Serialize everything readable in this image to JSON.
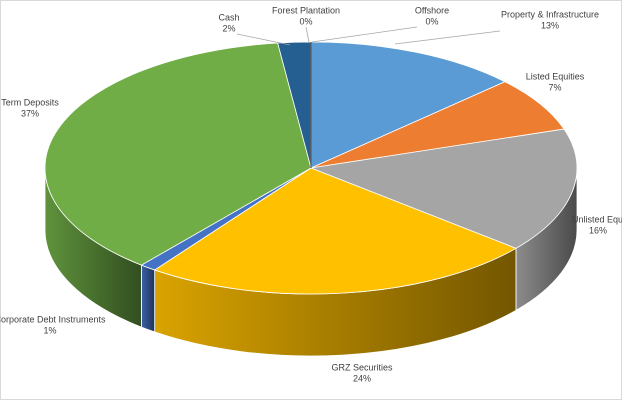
{
  "chart_data": {
    "type": "pie",
    "categories": [
      "Property & Infrastructure",
      "Listed Equities",
      "Unlisted Equi",
      "GRZ Securities",
      "Corporate Debt Instruments",
      "Term Deposits",
      "Cash",
      "Forest Plantation",
      "Offshore"
    ],
    "values": [
      13,
      7,
      16,
      24,
      1,
      37,
      2,
      0,
      0
    ],
    "value_labels": [
      "13%",
      "7%",
      "16%",
      "24%",
      "1%",
      "37%",
      "2%",
      "0%",
      "0%"
    ],
    "colors": [
      "#5b9bd5",
      "#ed7d31",
      "#a5a5a5",
      "#ffc000",
      "#4472c4",
      "#70ad47",
      "#255e91",
      "#9e480e",
      "#636363"
    ]
  }
}
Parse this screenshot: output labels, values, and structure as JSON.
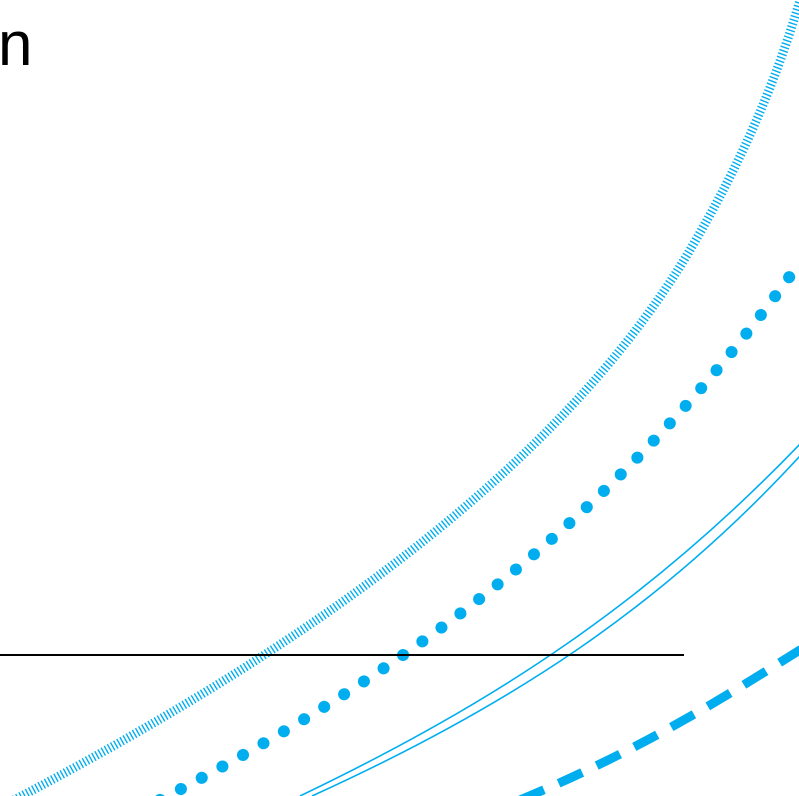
{
  "slide": {
    "title_fragment": "n",
    "accent_color": "#00AEEF",
    "text_color": "#000000",
    "decoration": [
      "hatched-arc",
      "dotted-arc",
      "double-line-arc",
      "dashed-arc"
    ]
  }
}
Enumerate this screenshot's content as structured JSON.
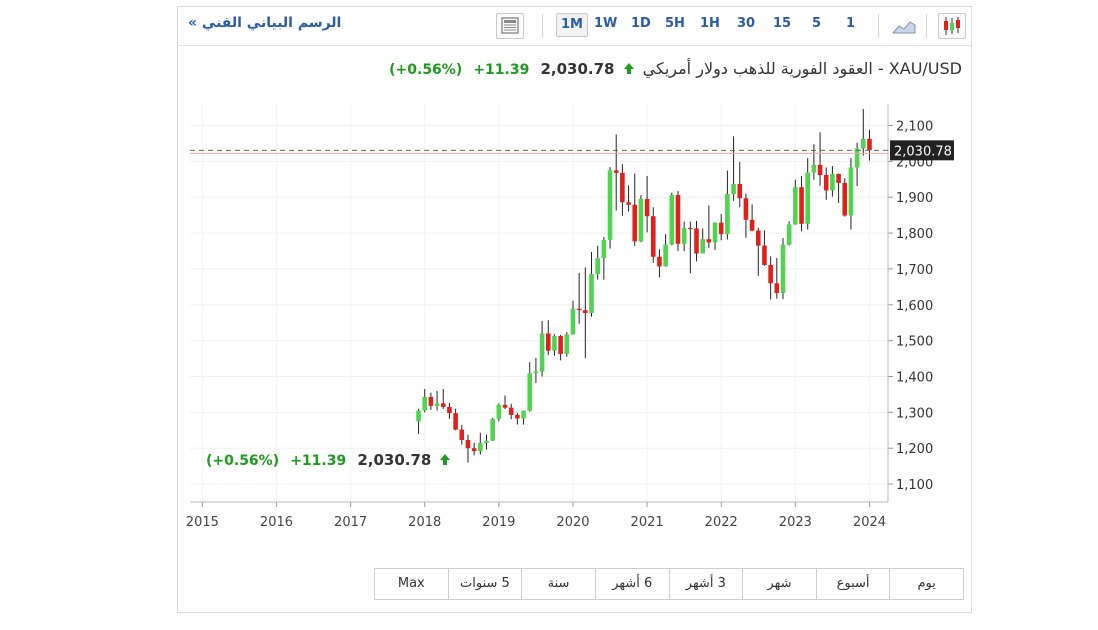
{
  "toolbar": {
    "chart_link": "الرسم البياني الفني »",
    "timeframes": [
      "1M",
      "1W",
      "1D",
      "5H",
      "1H",
      "30",
      "15",
      "5",
      "1"
    ],
    "active_timeframe": "1M"
  },
  "header": {
    "instrument": "XAU/USD - العقود الفورية للذهب دولار أمريكي",
    "price": "2,030.78",
    "change": "+11.39",
    "change_pct": "(+0.56%)"
  },
  "overlay": {
    "price": "2,030.78",
    "change": "+11.39",
    "change_pct": "(+0.56%)"
  },
  "range_buttons": [
    "Max",
    "5 سنوات",
    "سنة",
    "6 أشهر",
    "3 أشهر",
    "شهر",
    "أسبوع",
    "يوم"
  ],
  "colors": {
    "up": "#4fd44f",
    "down": "#e0201b",
    "positive_text": "#1e9a1e",
    "link": "#2a5ca8"
  },
  "chart_data": {
    "type": "candlestick",
    "x_axis_labels": [
      "2015",
      "2016",
      "2017",
      "2018",
      "2019",
      "2020",
      "2021",
      "2022",
      "2023",
      "2024"
    ],
    "y_ticks": [
      1100,
      1200,
      1300,
      1400,
      1500,
      1600,
      1700,
      1800,
      1900,
      2000,
      2100
    ],
    "y_tick_labels": [
      "1,100",
      "1,200",
      "1,300",
      "1,400",
      "1,500",
      "1,600",
      "1,700",
      "1,800",
      "1,900",
      "2,000",
      "2,100"
    ],
    "ylim": [
      1050,
      2160
    ],
    "x_range": [
      "2014-11",
      "2024-04"
    ],
    "grid": true,
    "last_price_label": "2,030.78",
    "last_price": 2030.78,
    "candles": [
      {
        "t": "2017-12",
        "o": 1275,
        "h": 1310,
        "l": 1240,
        "c": 1305
      },
      {
        "t": "2018-01",
        "o": 1305,
        "h": 1365,
        "l": 1300,
        "c": 1343
      },
      {
        "t": "2018-02",
        "o": 1343,
        "h": 1355,
        "l": 1307,
        "c": 1318
      },
      {
        "t": "2018-03",
        "o": 1318,
        "h": 1360,
        "l": 1305,
        "c": 1325
      },
      {
        "t": "2018-04",
        "o": 1325,
        "h": 1365,
        "l": 1310,
        "c": 1315
      },
      {
        "t": "2018-05",
        "o": 1315,
        "h": 1326,
        "l": 1282,
        "c": 1298
      },
      {
        "t": "2018-06",
        "o": 1298,
        "h": 1310,
        "l": 1250,
        "c": 1252
      },
      {
        "t": "2018-07",
        "o": 1252,
        "h": 1265,
        "l": 1210,
        "c": 1223
      },
      {
        "t": "2018-08",
        "o": 1223,
        "h": 1238,
        "l": 1160,
        "c": 1200
      },
      {
        "t": "2018-09",
        "o": 1200,
        "h": 1215,
        "l": 1180,
        "c": 1192
      },
      {
        "t": "2018-10",
        "o": 1192,
        "h": 1243,
        "l": 1182,
        "c": 1215
      },
      {
        "t": "2018-11",
        "o": 1215,
        "h": 1238,
        "l": 1196,
        "c": 1221
      },
      {
        "t": "2018-12",
        "o": 1221,
        "h": 1285,
        "l": 1220,
        "c": 1282
      },
      {
        "t": "2019-01",
        "o": 1282,
        "h": 1325,
        "l": 1275,
        "c": 1321
      },
      {
        "t": "2019-02",
        "o": 1321,
        "h": 1347,
        "l": 1309,
        "c": 1313
      },
      {
        "t": "2019-03",
        "o": 1313,
        "h": 1324,
        "l": 1281,
        "c": 1293
      },
      {
        "t": "2019-04",
        "o": 1293,
        "h": 1298,
        "l": 1266,
        "c": 1283
      },
      {
        "t": "2019-05",
        "o": 1283,
        "h": 1305,
        "l": 1266,
        "c": 1305
      },
      {
        "t": "2019-06",
        "o": 1305,
        "h": 1440,
        "l": 1302,
        "c": 1409
      },
      {
        "t": "2019-07",
        "o": 1409,
        "h": 1452,
        "l": 1382,
        "c": 1414
      },
      {
        "t": "2019-08",
        "o": 1414,
        "h": 1555,
        "l": 1400,
        "c": 1520
      },
      {
        "t": "2019-09",
        "o": 1520,
        "h": 1557,
        "l": 1460,
        "c": 1472
      },
      {
        "t": "2019-10",
        "o": 1472,
        "h": 1518,
        "l": 1458,
        "c": 1513
      },
      {
        "t": "2019-11",
        "o": 1513,
        "h": 1516,
        "l": 1445,
        "c": 1463
      },
      {
        "t": "2019-12",
        "o": 1463,
        "h": 1524,
        "l": 1455,
        "c": 1517
      },
      {
        "t": "2020-01",
        "o": 1517,
        "h": 1611,
        "l": 1517,
        "c": 1589
      },
      {
        "t": "2020-02",
        "o": 1589,
        "h": 1689,
        "l": 1547,
        "c": 1585
      },
      {
        "t": "2020-03",
        "o": 1585,
        "h": 1704,
        "l": 1451,
        "c": 1577
      },
      {
        "t": "2020-04",
        "o": 1577,
        "h": 1747,
        "l": 1567,
        "c": 1686
      },
      {
        "t": "2020-05",
        "o": 1686,
        "h": 1765,
        "l": 1670,
        "c": 1730
      },
      {
        "t": "2020-06",
        "o": 1730,
        "h": 1789,
        "l": 1670,
        "c": 1781
      },
      {
        "t": "2020-07",
        "o": 1781,
        "h": 1984,
        "l": 1757,
        "c": 1975
      },
      {
        "t": "2020-08",
        "o": 1975,
        "h": 2075,
        "l": 1863,
        "c": 1968
      },
      {
        "t": "2020-09",
        "o": 1968,
        "h": 1992,
        "l": 1848,
        "c": 1886
      },
      {
        "t": "2020-10",
        "o": 1886,
        "h": 1933,
        "l": 1860,
        "c": 1879
      },
      {
        "t": "2020-11",
        "o": 1879,
        "h": 1966,
        "l": 1764,
        "c": 1777
      },
      {
        "t": "2020-12",
        "o": 1777,
        "h": 1906,
        "l": 1775,
        "c": 1895
      },
      {
        "t": "2021-01",
        "o": 1895,
        "h": 1959,
        "l": 1802,
        "c": 1847
      },
      {
        "t": "2021-02",
        "o": 1847,
        "h": 1872,
        "l": 1717,
        "c": 1734
      },
      {
        "t": "2021-03",
        "o": 1734,
        "h": 1755,
        "l": 1677,
        "c": 1707
      },
      {
        "t": "2021-04",
        "o": 1707,
        "h": 1797,
        "l": 1706,
        "c": 1768
      },
      {
        "t": "2021-05",
        "o": 1768,
        "h": 1913,
        "l": 1766,
        "c": 1906
      },
      {
        "t": "2021-06",
        "o": 1906,
        "h": 1917,
        "l": 1750,
        "c": 1770
      },
      {
        "t": "2021-07",
        "o": 1770,
        "h": 1832,
        "l": 1750,
        "c": 1814
      },
      {
        "t": "2021-08",
        "o": 1814,
        "h": 1832,
        "l": 1688,
        "c": 1813
      },
      {
        "t": "2021-09",
        "o": 1813,
        "h": 1834,
        "l": 1721,
        "c": 1743
      },
      {
        "t": "2021-10",
        "o": 1743,
        "h": 1813,
        "l": 1746,
        "c": 1783
      },
      {
        "t": "2021-11",
        "o": 1783,
        "h": 1877,
        "l": 1759,
        "c": 1774
      },
      {
        "t": "2021-12",
        "o": 1774,
        "h": 1830,
        "l": 1753,
        "c": 1829
      },
      {
        "t": "2022-01",
        "o": 1829,
        "h": 1853,
        "l": 1780,
        "c": 1797
      },
      {
        "t": "2022-02",
        "o": 1797,
        "h": 1974,
        "l": 1782,
        "c": 1909
      },
      {
        "t": "2022-03",
        "o": 1909,
        "h": 2070,
        "l": 1890,
        "c": 1937
      },
      {
        "t": "2022-04",
        "o": 1937,
        "h": 1998,
        "l": 1872,
        "c": 1897
      },
      {
        "t": "2022-05",
        "o": 1897,
        "h": 1910,
        "l": 1787,
        "c": 1837
      },
      {
        "t": "2022-06",
        "o": 1837,
        "h": 1880,
        "l": 1805,
        "c": 1807
      },
      {
        "t": "2022-07",
        "o": 1807,
        "h": 1815,
        "l": 1681,
        "c": 1765
      },
      {
        "t": "2022-08",
        "o": 1765,
        "h": 1808,
        "l": 1709,
        "c": 1711
      },
      {
        "t": "2022-09",
        "o": 1711,
        "h": 1735,
        "l": 1615,
        "c": 1660
      },
      {
        "t": "2022-10",
        "o": 1660,
        "h": 1730,
        "l": 1617,
        "c": 1633
      },
      {
        "t": "2022-11",
        "o": 1633,
        "h": 1786,
        "l": 1616,
        "c": 1768
      },
      {
        "t": "2022-12",
        "o": 1768,
        "h": 1833,
        "l": 1765,
        "c": 1824
      },
      {
        "t": "2023-01",
        "o": 1824,
        "h": 1949,
        "l": 1823,
        "c": 1928
      },
      {
        "t": "2023-02",
        "o": 1928,
        "h": 1959,
        "l": 1805,
        "c": 1826
      },
      {
        "t": "2023-03",
        "o": 1826,
        "h": 2009,
        "l": 1810,
        "c": 1969
      },
      {
        "t": "2023-04",
        "o": 1969,
        "h": 2048,
        "l": 1949,
        "c": 1990
      },
      {
        "t": "2023-05",
        "o": 1990,
        "h": 2081,
        "l": 1932,
        "c": 1962
      },
      {
        "t": "2023-06",
        "o": 1962,
        "h": 1983,
        "l": 1893,
        "c": 1919
      },
      {
        "t": "2023-07",
        "o": 1919,
        "h": 1987,
        "l": 1902,
        "c": 1965
      },
      {
        "t": "2023-08",
        "o": 1965,
        "h": 1966,
        "l": 1884,
        "c": 1940
      },
      {
        "t": "2023-09",
        "o": 1940,
        "h": 1953,
        "l": 1846,
        "c": 1849
      },
      {
        "t": "2023-10",
        "o": 1849,
        "h": 2009,
        "l": 1810,
        "c": 1983
      },
      {
        "t": "2023-11",
        "o": 1983,
        "h": 2052,
        "l": 1931,
        "c": 2036
      },
      {
        "t": "2023-12",
        "o": 2036,
        "h": 2146,
        "l": 2016,
        "c": 2063
      },
      {
        "t": "2024-01",
        "o": 2063,
        "h": 2088,
        "l": 2002,
        "c": 2031
      }
    ]
  }
}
--------------------------------------------------
* [Your instructions]: Out of the material above, gather each line where "this" appears.

* [Finished exercise]:
Serialize everything readable in this image to JSON.
Parse this screenshot: output labels, values, and structure as JSON.
Enumerate this screenshot's content as structured JSON.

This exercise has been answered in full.